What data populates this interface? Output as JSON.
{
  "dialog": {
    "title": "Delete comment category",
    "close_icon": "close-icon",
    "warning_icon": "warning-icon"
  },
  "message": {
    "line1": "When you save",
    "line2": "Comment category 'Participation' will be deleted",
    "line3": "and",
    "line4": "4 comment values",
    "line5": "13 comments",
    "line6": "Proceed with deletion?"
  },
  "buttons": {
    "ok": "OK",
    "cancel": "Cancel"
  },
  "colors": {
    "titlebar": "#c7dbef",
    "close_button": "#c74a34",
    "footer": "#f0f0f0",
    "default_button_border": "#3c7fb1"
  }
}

━━━━━━━━━━━━━━━━

• Task directions: Read the data above and pull out each line that holds the string "category".

• Finished task:
    "title": "Delete comment category",
    "line2": "Comment category 'Participation' will be deleted",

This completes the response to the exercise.